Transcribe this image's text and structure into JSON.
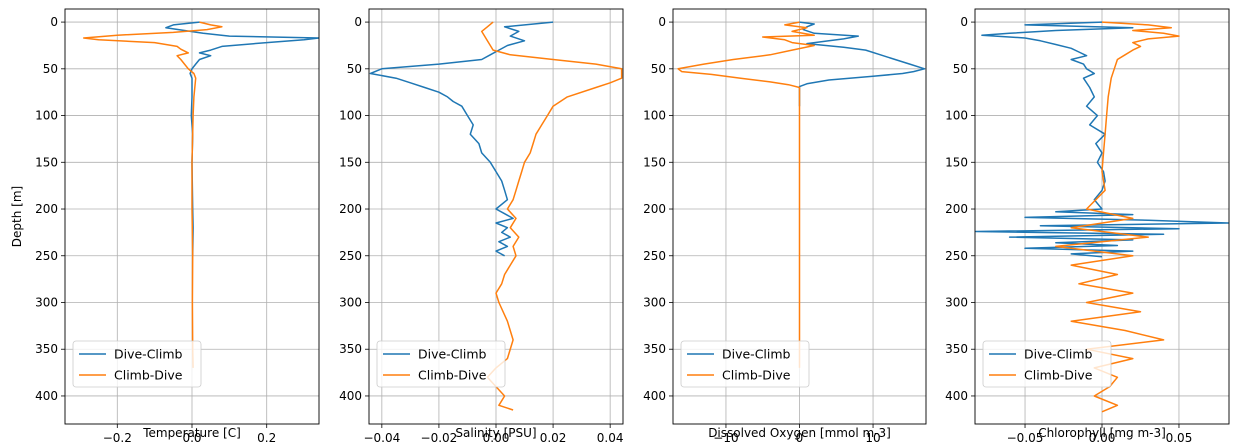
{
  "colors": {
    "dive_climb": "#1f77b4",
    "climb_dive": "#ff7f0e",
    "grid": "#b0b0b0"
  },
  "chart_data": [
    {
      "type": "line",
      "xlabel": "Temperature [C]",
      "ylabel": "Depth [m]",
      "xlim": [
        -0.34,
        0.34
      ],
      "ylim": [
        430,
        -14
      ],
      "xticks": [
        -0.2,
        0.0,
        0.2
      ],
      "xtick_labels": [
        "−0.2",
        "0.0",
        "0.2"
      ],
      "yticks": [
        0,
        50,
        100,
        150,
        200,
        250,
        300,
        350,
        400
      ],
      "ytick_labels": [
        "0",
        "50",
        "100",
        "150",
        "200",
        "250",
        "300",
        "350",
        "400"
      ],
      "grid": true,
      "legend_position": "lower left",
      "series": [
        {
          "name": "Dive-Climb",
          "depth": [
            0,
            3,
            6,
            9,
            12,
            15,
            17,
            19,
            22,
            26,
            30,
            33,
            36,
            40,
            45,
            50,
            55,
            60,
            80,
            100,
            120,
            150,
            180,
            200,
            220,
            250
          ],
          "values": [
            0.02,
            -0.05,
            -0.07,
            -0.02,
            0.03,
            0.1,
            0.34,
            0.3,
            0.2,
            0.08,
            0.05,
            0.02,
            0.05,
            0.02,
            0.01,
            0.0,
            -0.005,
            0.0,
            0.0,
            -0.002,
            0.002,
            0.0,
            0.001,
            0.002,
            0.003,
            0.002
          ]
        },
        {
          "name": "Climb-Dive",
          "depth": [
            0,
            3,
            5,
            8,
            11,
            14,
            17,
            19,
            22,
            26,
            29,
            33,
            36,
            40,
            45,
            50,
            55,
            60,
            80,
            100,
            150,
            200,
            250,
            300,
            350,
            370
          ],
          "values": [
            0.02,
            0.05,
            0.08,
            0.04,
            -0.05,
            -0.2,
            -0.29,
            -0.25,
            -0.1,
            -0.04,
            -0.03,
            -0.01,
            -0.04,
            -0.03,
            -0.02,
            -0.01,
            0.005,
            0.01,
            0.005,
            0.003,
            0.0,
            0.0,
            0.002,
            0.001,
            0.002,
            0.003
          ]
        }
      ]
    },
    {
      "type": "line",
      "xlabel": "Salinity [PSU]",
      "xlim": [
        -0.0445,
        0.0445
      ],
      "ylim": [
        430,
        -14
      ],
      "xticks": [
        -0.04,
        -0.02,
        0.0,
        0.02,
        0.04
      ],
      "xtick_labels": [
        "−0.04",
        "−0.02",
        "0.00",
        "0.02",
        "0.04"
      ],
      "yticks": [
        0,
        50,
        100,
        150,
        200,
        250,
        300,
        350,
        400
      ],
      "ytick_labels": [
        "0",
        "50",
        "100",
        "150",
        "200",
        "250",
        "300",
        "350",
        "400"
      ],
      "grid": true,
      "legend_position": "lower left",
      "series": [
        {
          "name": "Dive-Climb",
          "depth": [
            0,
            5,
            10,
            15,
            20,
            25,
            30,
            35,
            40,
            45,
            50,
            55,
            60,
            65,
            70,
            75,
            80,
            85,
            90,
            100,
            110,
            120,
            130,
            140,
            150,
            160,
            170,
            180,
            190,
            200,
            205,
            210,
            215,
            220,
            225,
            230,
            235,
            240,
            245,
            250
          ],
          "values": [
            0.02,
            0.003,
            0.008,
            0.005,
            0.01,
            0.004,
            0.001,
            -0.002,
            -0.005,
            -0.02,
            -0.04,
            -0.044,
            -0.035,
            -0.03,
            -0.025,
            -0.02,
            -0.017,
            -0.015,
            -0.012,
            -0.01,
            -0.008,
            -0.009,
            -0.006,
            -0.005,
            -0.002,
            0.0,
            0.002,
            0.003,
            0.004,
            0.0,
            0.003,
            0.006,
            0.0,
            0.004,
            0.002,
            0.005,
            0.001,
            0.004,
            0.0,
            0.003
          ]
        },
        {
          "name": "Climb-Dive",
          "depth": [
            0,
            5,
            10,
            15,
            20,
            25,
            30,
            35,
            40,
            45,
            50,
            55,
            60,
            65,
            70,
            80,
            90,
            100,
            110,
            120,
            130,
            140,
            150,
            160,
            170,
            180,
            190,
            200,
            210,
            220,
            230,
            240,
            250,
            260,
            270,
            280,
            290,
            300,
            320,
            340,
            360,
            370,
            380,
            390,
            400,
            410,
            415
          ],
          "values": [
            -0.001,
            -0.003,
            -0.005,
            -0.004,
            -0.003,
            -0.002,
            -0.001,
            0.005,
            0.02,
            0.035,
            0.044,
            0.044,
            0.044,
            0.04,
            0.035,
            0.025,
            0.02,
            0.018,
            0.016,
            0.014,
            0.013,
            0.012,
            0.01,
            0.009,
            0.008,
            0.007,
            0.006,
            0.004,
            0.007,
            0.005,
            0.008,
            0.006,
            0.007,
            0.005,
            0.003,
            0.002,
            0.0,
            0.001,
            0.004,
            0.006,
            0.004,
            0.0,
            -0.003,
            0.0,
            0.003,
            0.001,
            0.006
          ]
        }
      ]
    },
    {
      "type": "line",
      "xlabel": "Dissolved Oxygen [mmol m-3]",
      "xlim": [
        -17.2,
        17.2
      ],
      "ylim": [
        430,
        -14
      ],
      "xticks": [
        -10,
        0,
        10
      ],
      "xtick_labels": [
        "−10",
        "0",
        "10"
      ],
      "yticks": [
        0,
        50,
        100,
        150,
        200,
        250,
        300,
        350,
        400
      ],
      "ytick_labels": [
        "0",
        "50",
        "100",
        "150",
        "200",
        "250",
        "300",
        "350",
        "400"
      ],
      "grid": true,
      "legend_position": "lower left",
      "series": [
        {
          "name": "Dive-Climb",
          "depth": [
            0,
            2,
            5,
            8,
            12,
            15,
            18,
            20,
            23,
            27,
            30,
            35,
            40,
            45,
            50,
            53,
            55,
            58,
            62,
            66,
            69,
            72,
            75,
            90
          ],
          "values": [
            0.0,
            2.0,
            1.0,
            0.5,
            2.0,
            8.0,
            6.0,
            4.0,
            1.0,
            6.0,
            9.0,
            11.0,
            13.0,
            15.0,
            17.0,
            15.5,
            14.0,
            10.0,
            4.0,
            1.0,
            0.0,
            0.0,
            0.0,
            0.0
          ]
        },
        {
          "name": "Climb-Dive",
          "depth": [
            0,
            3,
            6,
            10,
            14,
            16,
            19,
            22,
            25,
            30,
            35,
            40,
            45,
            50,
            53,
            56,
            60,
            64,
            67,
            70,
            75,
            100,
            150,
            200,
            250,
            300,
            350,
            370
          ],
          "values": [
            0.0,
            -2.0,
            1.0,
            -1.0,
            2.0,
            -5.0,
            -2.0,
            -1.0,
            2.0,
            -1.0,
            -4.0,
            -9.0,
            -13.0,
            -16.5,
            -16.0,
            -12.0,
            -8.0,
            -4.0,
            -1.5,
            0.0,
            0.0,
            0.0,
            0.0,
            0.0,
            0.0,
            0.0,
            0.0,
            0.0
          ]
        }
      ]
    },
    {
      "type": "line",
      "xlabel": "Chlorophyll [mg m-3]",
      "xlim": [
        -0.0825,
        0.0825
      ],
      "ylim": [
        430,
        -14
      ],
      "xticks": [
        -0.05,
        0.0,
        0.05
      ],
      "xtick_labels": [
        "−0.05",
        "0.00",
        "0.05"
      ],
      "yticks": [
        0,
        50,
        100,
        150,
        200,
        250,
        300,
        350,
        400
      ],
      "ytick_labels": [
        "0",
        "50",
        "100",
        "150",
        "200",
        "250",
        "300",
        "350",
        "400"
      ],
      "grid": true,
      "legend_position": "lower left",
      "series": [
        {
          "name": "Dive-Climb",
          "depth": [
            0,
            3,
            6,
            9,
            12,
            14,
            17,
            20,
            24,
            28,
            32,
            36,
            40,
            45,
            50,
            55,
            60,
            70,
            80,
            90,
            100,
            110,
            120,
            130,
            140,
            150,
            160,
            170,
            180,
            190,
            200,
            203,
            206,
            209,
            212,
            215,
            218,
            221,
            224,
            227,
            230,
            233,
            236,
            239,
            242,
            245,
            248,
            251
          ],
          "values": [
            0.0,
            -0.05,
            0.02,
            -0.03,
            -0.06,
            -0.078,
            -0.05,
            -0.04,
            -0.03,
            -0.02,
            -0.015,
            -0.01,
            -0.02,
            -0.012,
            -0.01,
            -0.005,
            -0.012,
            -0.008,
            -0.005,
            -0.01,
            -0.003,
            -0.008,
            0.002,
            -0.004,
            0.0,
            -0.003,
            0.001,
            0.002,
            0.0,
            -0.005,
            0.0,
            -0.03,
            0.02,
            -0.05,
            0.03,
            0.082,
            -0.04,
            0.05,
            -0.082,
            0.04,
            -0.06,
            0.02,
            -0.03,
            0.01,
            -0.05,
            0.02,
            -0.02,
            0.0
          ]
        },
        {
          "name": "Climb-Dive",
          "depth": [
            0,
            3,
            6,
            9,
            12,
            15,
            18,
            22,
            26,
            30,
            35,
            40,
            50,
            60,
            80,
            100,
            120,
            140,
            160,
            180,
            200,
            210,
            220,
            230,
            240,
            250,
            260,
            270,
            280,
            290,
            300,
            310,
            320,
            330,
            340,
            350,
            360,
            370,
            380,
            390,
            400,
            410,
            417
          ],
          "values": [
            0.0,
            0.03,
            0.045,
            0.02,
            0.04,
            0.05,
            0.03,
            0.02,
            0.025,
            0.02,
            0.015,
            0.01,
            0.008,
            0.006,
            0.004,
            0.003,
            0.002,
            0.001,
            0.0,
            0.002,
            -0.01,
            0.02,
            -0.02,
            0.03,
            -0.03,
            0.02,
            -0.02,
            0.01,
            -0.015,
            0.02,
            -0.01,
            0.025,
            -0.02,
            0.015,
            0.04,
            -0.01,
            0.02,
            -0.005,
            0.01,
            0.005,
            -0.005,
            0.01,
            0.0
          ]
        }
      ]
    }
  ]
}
•••••
Your task →
Return each line with "xlabel".

Exercise result →
      "xlabel": "Temperature [C]",
      "xlabel": "Salinity [PSU]",
      "xlabel": "Dissolved Oxygen [mmol m-3]",
      "xlabel": "Chlorophyll [mg m-3]",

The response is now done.